= Short exercise =
The material below should be written out in full and exactly; pictures stay out of the copy.

= Records shown =

____

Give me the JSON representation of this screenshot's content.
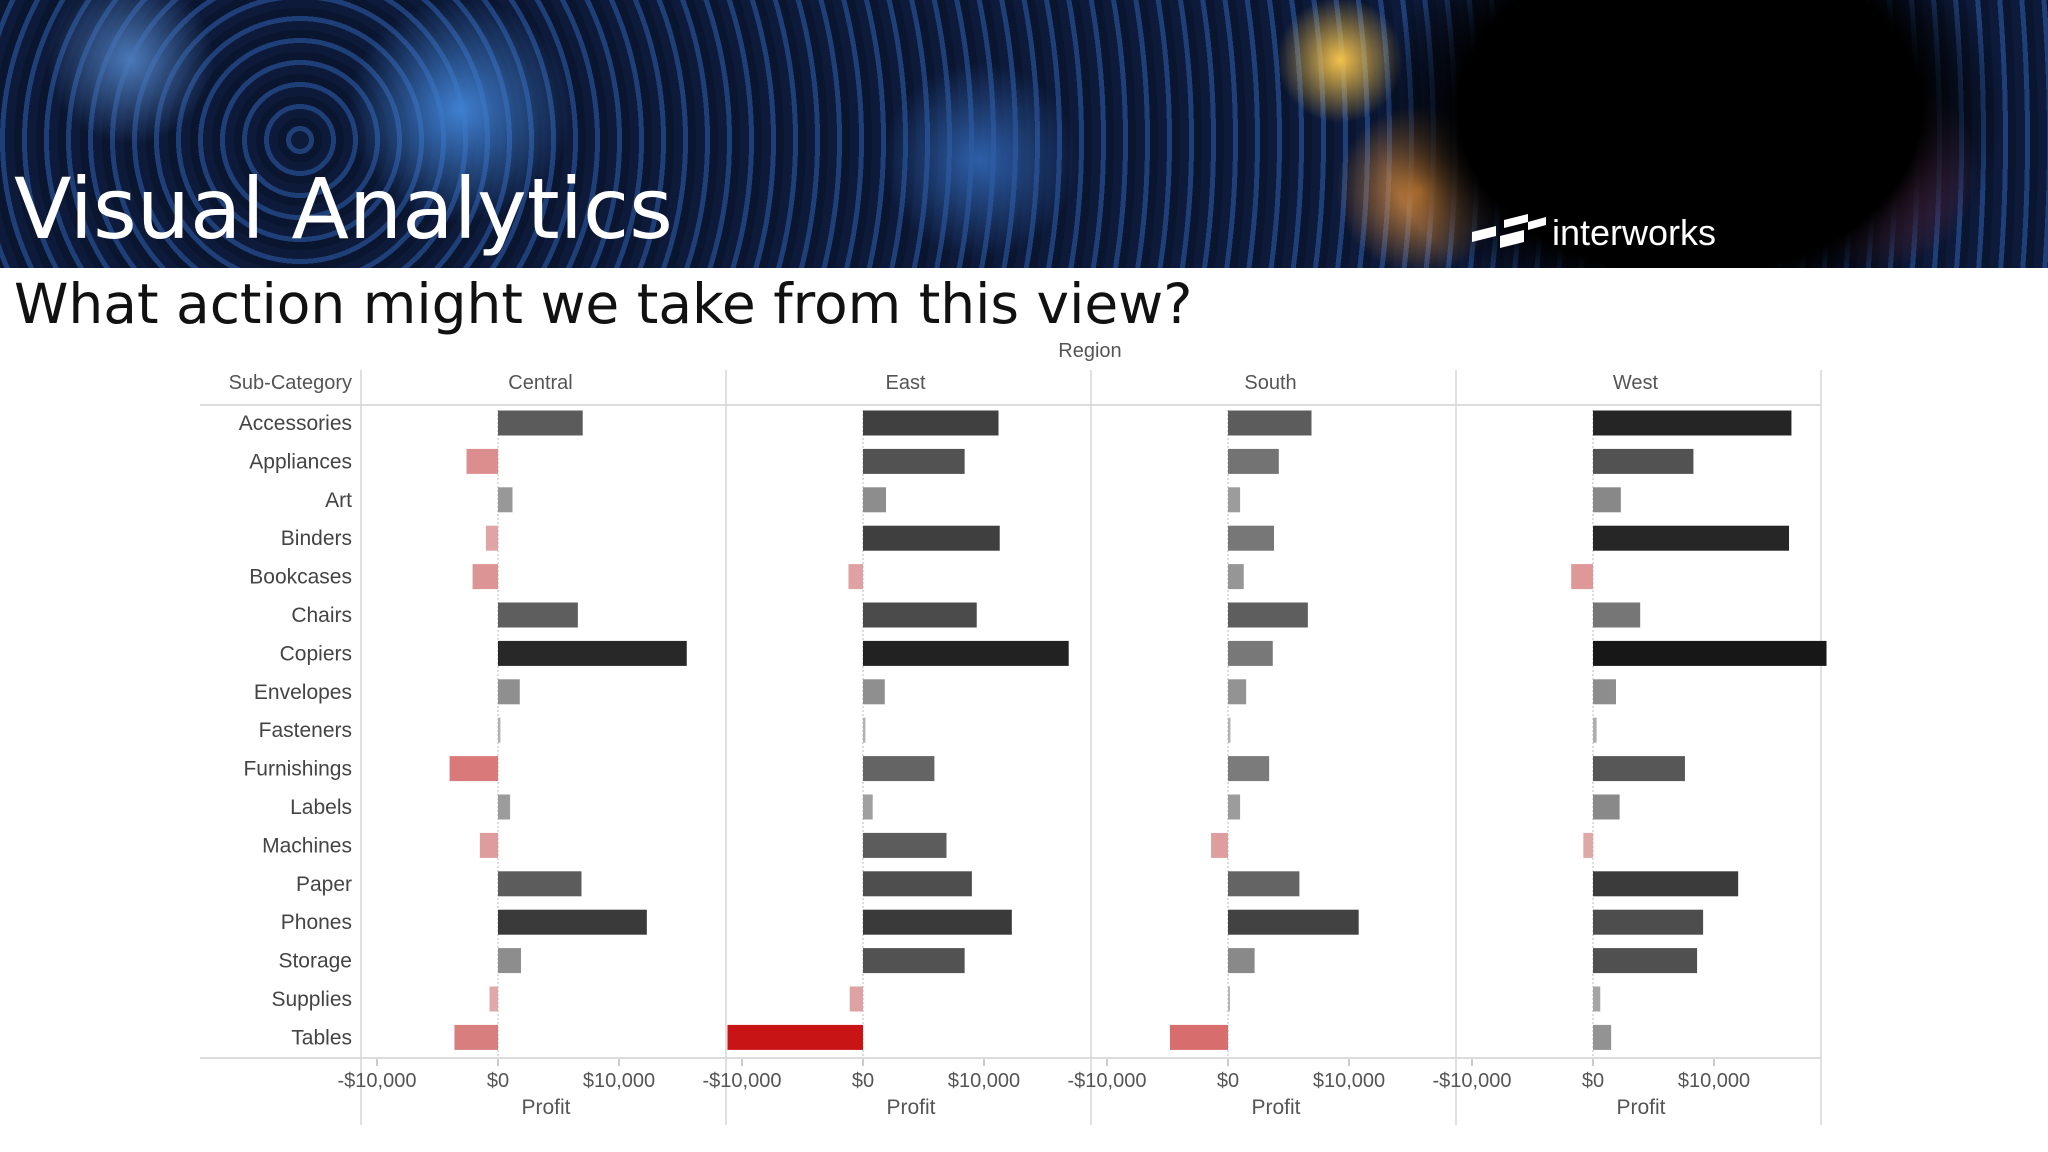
{
  "slide": {
    "title": "Visual Analytics",
    "logo_text": "interworks",
    "question": "What action might we take from this view?"
  },
  "chart_data": {
    "type": "bar",
    "orientation": "horizontal",
    "facet_title": "Region",
    "row_header": "Sub-Category",
    "panels": [
      "Central",
      "East",
      "South",
      "West"
    ],
    "categories": [
      "Accessories",
      "Appliances",
      "Art",
      "Binders",
      "Bookcases",
      "Chairs",
      "Copiers",
      "Envelopes",
      "Fasteners",
      "Furnishings",
      "Labels",
      "Machines",
      "Paper",
      "Phones",
      "Storage",
      "Supplies",
      "Tables"
    ],
    "series": [
      {
        "name": "Central",
        "values": [
          7000,
          -2600,
          1200,
          -1000,
          -2100,
          6600,
          15600,
          1800,
          200,
          -4000,
          1000,
          -1500,
          6900,
          12300,
          1900,
          -700,
          -3600
        ]
      },
      {
        "name": "East",
        "values": [
          11200,
          8400,
          1900,
          11300,
          -1200,
          9400,
          17000,
          1800,
          200,
          5900,
          800,
          6900,
          9000,
          12300,
          8400,
          -1100,
          -11200
        ]
      },
      {
        "name": "South",
        "values": [
          6900,
          4200,
          1000,
          3800,
          1300,
          6600,
          3700,
          1500,
          200,
          3400,
          1000,
          -1400,
          5900,
          10800,
          2200,
          100,
          -4800
        ]
      },
      {
        "name": "West",
        "values": [
          16400,
          8300,
          2300,
          16200,
          -1800,
          3900,
          19300,
          1900,
          300,
          7600,
          2200,
          -800,
          12000,
          9100,
          8600,
          600,
          1500
        ]
      }
    ],
    "x_ticks": [
      "-$10,000",
      "$0",
      "$10,000"
    ],
    "xlabel": "Profit",
    "xlim": [
      -12000,
      22000
    ],
    "grid": false,
    "color_encoding": "diverging: red for losses, light gray to black for profit"
  }
}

____

= Result of this exercise =
Give me the JSON representation of this screenshot's content.
{
  "slide": {
    "title": "Visual Analytics",
    "logo_text": "interworks",
    "question": "What action might we take from this view?"
  },
  "chart_data": {
    "type": "bar",
    "orientation": "horizontal",
    "facet_title": "Region",
    "row_header": "Sub-Category",
    "panels": [
      "Central",
      "East",
      "South",
      "West"
    ],
    "categories": [
      "Accessories",
      "Appliances",
      "Art",
      "Binders",
      "Bookcases",
      "Chairs",
      "Copiers",
      "Envelopes",
      "Fasteners",
      "Furnishings",
      "Labels",
      "Machines",
      "Paper",
      "Phones",
      "Storage",
      "Supplies",
      "Tables"
    ],
    "series": [
      {
        "name": "Central",
        "values": [
          7000,
          -2600,
          1200,
          -1000,
          -2100,
          6600,
          15600,
          1800,
          200,
          -4000,
          1000,
          -1500,
          6900,
          12300,
          1900,
          -700,
          -3600
        ]
      },
      {
        "name": "East",
        "values": [
          11200,
          8400,
          1900,
          11300,
          -1200,
          9400,
          17000,
          1800,
          200,
          5900,
          800,
          6900,
          9000,
          12300,
          8400,
          -1100,
          -11200
        ]
      },
      {
        "name": "South",
        "values": [
          6900,
          4200,
          1000,
          3800,
          1300,
          6600,
          3700,
          1500,
          200,
          3400,
          1000,
          -1400,
          5900,
          10800,
          2200,
          100,
          -4800
        ]
      },
      {
        "name": "West",
        "values": [
          16400,
          8300,
          2300,
          16200,
          -1800,
          3900,
          19300,
          1900,
          300,
          7600,
          2200,
          -800,
          12000,
          9100,
          8600,
          600,
          1500
        ]
      }
    ],
    "x_ticks": [
      "-$10,000",
      "$0",
      "$10,000"
    ],
    "xlabel": "Profit",
    "xlim": [
      -12000,
      22000
    ],
    "grid": false,
    "color_encoding": "diverging: red for losses, light gray to black for profit"
  }
}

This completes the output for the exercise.